- What is expected: From the entries below, work out the number of lines that hold the word "innate", and give that number alone.

- Records for the task:
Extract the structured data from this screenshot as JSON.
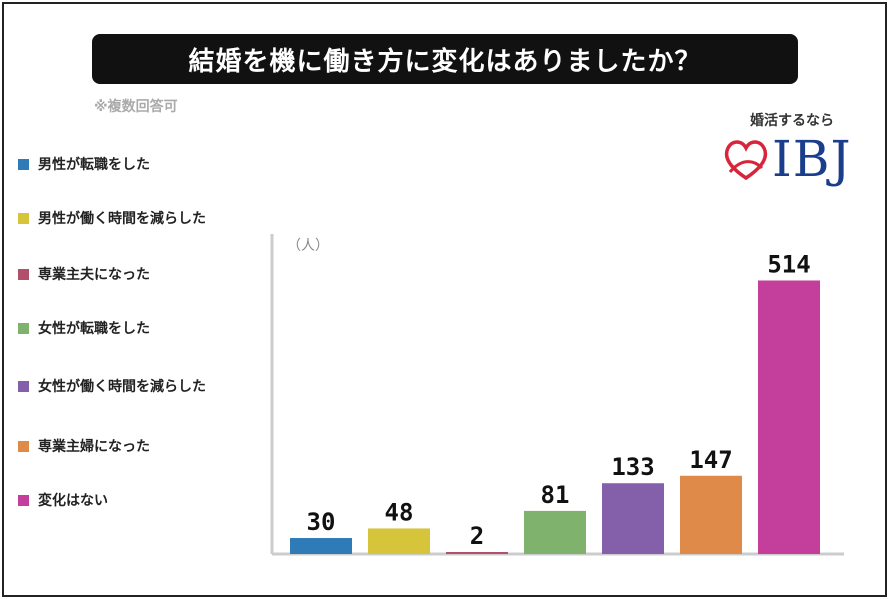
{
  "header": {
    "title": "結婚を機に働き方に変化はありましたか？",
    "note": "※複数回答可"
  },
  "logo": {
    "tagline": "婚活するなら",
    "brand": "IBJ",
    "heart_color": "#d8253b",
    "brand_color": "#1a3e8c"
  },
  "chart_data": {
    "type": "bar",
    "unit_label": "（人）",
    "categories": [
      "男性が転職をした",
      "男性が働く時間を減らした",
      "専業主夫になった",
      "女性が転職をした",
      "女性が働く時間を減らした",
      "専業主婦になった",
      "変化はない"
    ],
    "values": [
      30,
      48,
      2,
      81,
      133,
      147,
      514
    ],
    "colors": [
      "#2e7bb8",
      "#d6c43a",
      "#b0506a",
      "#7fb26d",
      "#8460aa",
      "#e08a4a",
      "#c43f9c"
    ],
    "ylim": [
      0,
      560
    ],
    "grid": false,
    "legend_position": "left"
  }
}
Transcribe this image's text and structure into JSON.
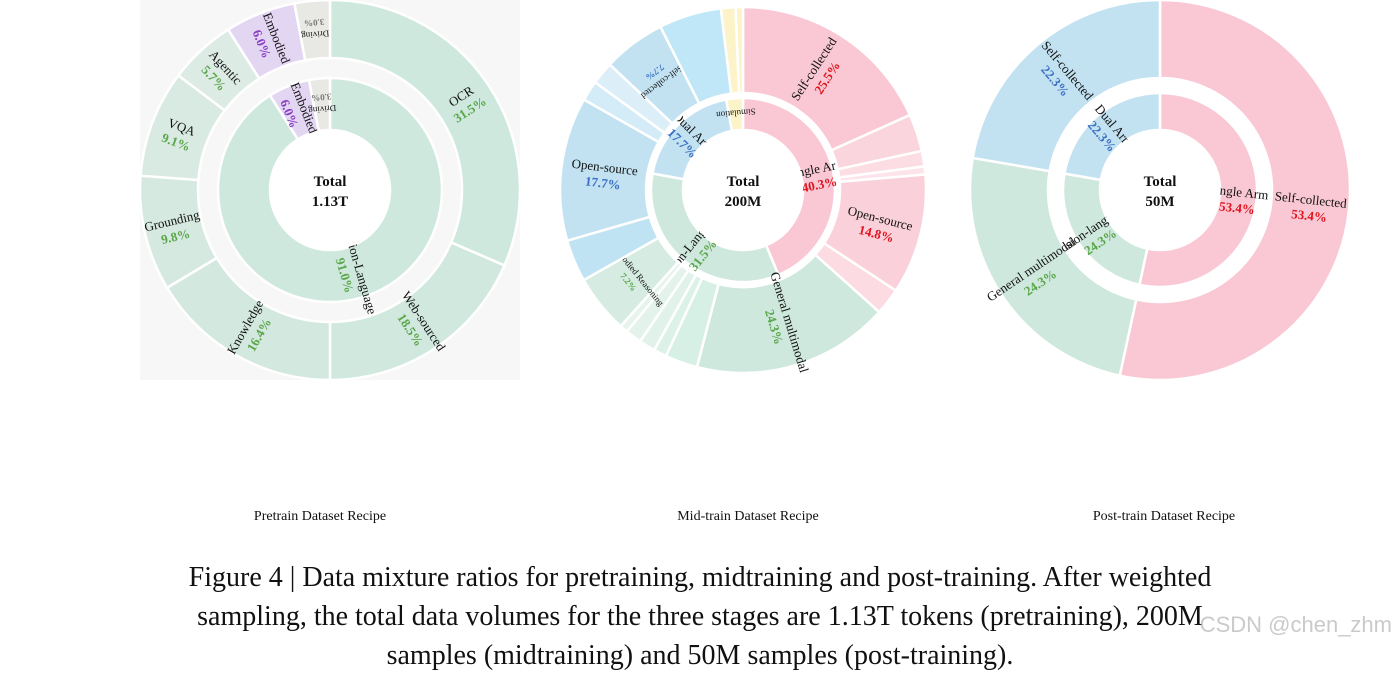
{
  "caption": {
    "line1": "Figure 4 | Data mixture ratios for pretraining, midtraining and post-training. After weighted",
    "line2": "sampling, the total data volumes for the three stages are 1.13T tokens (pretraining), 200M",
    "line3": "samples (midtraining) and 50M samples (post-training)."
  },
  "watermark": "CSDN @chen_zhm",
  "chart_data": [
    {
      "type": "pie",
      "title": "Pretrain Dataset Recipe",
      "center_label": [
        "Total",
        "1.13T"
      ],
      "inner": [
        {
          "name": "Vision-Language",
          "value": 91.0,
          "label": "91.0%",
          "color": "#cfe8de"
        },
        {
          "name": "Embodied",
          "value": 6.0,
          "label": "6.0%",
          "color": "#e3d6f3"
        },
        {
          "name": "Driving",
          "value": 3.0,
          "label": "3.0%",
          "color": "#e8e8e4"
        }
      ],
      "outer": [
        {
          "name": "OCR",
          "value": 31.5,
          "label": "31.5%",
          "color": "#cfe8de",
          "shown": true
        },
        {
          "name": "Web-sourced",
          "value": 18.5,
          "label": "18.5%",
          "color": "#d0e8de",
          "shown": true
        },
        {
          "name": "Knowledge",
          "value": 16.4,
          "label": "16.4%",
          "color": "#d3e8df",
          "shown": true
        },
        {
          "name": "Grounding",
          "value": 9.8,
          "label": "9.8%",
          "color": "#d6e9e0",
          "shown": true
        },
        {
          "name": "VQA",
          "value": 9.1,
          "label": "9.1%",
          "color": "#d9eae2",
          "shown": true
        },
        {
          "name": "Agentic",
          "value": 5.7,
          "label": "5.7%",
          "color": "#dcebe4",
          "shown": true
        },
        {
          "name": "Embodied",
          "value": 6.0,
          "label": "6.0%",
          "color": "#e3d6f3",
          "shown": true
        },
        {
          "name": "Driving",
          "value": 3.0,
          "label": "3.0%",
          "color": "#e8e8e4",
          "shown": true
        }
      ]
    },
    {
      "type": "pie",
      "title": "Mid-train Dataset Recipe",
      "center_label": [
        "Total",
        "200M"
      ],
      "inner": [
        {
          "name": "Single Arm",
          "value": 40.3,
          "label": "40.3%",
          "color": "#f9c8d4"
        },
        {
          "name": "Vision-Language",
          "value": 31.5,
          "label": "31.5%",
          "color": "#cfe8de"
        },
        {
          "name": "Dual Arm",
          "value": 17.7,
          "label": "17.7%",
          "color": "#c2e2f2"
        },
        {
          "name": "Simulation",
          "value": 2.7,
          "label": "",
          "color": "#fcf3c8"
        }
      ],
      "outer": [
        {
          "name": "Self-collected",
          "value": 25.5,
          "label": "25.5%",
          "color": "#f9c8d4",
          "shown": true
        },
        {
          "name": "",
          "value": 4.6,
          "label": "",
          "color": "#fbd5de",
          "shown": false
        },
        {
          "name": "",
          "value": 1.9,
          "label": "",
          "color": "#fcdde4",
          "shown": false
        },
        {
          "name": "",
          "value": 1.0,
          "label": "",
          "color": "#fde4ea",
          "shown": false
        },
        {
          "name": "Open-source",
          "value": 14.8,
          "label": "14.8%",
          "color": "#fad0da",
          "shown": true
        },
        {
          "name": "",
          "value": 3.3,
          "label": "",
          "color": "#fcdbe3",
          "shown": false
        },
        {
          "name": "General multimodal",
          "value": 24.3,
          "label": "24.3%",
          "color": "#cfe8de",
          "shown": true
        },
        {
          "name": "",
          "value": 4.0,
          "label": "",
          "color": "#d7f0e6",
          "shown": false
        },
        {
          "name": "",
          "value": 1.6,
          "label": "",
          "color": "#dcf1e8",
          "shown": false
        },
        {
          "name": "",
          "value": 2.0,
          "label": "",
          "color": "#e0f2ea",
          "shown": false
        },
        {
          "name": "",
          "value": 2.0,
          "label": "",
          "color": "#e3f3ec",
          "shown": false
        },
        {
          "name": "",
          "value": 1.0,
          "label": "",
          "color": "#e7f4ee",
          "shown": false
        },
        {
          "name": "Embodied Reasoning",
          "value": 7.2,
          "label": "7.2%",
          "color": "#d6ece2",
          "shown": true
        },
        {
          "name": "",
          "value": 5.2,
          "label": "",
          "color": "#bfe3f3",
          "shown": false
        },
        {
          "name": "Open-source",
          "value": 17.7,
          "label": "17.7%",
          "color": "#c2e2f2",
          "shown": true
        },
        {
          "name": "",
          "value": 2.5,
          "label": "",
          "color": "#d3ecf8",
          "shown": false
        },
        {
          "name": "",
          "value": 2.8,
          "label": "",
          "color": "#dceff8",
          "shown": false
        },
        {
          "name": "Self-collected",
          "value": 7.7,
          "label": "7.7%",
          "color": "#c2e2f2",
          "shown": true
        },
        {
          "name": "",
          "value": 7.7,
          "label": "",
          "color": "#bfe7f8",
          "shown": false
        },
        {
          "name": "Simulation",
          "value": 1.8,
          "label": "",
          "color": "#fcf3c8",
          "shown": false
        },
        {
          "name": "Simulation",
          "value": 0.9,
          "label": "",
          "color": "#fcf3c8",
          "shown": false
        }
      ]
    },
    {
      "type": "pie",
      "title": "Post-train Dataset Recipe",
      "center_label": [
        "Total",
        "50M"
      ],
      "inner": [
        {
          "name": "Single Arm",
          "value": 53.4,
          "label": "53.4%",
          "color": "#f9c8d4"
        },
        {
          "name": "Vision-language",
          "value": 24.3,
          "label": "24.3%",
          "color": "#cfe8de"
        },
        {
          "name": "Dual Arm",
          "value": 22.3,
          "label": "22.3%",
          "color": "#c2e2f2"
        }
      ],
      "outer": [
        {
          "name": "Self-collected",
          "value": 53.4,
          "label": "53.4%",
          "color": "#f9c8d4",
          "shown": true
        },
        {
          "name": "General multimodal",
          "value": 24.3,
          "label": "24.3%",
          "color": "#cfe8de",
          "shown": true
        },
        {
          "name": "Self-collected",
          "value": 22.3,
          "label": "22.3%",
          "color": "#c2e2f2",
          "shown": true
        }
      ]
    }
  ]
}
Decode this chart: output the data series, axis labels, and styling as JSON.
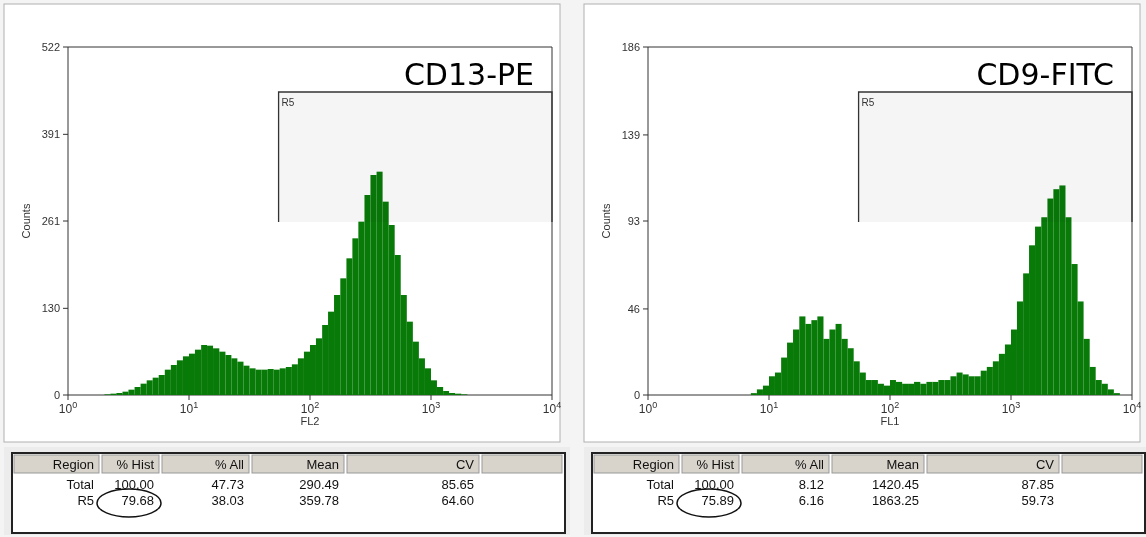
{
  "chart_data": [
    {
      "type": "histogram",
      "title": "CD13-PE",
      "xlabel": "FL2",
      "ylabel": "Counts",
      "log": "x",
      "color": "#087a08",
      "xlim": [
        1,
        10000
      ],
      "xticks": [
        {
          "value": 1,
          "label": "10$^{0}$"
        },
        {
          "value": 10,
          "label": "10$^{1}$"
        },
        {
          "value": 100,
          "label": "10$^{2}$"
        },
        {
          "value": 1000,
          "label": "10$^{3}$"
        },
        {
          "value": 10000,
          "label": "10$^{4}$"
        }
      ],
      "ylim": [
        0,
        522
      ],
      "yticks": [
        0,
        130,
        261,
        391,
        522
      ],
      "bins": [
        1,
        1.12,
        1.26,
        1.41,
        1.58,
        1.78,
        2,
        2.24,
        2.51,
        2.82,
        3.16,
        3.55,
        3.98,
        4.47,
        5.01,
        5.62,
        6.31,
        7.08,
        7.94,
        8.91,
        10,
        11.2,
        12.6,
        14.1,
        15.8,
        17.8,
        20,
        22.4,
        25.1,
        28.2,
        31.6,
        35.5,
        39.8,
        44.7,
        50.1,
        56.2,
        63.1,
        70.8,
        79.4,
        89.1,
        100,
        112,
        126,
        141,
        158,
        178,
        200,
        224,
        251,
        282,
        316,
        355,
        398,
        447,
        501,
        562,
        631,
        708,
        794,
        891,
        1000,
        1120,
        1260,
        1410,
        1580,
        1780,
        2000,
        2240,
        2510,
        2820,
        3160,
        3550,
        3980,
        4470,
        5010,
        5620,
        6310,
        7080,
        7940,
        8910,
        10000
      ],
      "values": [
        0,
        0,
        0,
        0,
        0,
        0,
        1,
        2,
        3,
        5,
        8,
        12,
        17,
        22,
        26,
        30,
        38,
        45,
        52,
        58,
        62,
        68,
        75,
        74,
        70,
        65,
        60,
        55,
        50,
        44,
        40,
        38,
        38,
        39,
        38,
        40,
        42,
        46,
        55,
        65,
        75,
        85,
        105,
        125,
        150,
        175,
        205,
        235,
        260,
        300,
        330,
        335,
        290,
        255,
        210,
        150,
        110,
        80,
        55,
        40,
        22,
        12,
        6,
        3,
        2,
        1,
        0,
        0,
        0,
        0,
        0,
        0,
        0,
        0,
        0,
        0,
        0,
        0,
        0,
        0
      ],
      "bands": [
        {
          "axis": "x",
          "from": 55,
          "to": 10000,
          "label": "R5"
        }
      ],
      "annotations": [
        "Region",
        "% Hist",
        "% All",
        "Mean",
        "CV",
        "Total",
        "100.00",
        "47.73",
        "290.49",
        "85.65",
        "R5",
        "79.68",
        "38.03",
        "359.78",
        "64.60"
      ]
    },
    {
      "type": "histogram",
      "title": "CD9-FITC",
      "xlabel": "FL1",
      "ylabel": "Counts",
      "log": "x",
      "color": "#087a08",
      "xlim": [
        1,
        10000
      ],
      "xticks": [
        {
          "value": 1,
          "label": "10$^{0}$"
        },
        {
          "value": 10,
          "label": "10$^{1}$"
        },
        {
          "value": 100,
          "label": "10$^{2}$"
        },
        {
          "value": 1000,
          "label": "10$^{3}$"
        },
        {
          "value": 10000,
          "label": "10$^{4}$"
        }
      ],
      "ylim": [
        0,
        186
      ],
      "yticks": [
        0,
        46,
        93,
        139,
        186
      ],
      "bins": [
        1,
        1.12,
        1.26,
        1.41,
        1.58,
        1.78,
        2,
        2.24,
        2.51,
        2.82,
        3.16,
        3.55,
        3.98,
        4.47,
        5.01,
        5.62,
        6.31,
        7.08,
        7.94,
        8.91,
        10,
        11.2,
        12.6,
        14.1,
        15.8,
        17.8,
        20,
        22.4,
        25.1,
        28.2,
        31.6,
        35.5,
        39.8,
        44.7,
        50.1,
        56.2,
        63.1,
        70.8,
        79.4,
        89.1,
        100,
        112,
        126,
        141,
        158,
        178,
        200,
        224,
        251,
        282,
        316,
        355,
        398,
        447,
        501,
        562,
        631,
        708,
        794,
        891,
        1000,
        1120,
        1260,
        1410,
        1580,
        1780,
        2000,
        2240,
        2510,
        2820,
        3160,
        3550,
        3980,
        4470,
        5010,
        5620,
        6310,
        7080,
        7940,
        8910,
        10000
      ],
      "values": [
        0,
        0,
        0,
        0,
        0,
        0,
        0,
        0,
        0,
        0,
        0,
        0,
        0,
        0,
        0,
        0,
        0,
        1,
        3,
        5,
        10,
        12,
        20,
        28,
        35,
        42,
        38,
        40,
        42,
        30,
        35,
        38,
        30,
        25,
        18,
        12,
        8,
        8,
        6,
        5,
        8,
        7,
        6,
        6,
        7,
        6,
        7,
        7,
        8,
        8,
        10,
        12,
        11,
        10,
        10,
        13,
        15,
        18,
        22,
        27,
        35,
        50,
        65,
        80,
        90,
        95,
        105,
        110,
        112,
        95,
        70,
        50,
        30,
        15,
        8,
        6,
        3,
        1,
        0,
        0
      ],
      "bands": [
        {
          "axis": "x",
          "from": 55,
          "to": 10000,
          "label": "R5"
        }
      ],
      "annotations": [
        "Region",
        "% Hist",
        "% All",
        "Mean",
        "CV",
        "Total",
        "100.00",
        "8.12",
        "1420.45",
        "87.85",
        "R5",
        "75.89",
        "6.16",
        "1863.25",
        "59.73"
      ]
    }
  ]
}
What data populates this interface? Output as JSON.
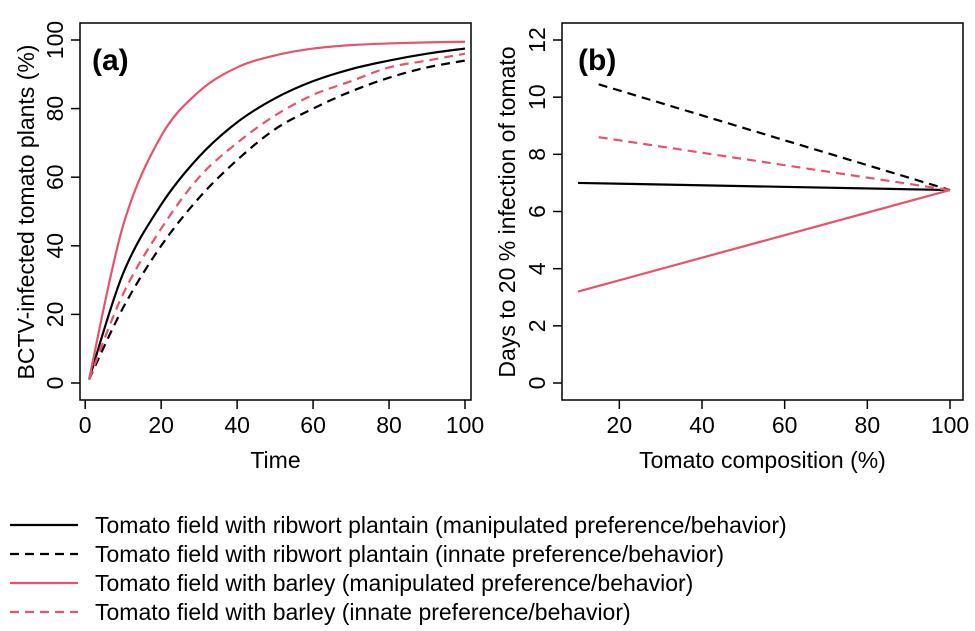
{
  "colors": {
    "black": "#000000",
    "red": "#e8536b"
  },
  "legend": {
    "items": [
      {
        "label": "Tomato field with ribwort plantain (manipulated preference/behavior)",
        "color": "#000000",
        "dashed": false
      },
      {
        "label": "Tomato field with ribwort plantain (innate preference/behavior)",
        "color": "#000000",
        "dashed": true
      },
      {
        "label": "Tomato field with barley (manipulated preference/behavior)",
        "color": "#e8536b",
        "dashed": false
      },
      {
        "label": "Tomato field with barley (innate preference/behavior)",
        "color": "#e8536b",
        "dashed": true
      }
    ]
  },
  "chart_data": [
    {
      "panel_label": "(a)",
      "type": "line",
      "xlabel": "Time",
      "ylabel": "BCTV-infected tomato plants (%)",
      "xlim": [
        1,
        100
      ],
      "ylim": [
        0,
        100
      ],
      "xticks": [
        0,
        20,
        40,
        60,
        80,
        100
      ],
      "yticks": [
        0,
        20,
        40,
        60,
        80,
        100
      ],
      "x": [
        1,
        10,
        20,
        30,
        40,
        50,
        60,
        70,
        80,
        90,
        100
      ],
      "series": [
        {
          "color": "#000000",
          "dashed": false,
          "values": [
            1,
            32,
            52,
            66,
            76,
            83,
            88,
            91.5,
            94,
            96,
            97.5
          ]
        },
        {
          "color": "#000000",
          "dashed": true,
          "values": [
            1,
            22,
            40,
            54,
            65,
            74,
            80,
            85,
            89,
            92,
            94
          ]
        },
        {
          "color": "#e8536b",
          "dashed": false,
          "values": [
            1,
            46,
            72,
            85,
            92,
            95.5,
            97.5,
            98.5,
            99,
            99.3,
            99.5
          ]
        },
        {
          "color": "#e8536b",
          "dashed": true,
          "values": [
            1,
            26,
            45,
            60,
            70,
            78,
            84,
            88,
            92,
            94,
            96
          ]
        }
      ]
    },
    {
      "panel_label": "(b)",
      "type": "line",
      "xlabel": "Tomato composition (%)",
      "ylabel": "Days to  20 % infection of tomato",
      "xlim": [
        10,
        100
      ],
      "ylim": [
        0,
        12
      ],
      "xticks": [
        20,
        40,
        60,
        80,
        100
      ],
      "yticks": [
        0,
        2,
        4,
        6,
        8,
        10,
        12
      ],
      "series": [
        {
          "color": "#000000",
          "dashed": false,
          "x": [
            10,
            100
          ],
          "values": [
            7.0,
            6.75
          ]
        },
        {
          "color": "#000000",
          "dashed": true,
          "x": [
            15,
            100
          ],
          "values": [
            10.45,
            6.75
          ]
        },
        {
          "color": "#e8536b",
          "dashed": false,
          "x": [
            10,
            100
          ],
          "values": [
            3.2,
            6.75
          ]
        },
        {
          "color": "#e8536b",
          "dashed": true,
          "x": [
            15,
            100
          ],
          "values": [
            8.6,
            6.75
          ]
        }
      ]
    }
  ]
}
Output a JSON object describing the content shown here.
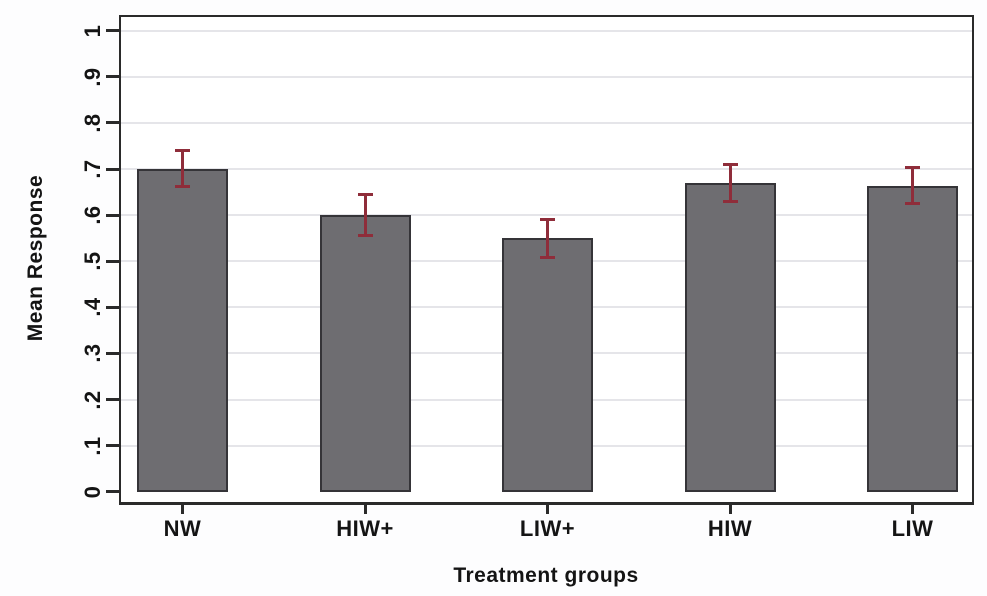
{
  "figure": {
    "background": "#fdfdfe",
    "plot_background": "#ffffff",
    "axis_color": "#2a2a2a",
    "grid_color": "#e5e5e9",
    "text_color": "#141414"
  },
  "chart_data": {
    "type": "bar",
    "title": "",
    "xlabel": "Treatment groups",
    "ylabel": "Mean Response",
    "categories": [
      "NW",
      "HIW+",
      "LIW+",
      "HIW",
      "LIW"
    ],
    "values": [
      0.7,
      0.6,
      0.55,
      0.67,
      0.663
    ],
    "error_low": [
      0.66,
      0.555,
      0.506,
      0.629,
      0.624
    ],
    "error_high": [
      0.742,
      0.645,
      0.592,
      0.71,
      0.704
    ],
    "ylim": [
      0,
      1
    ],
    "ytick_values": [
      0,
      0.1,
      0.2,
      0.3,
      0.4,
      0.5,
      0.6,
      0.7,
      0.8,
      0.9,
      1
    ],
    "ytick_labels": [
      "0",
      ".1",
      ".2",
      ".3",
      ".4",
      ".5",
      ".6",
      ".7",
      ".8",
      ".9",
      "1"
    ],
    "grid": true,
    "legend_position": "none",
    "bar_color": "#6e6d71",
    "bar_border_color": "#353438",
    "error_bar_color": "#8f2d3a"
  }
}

- Answer in full: 2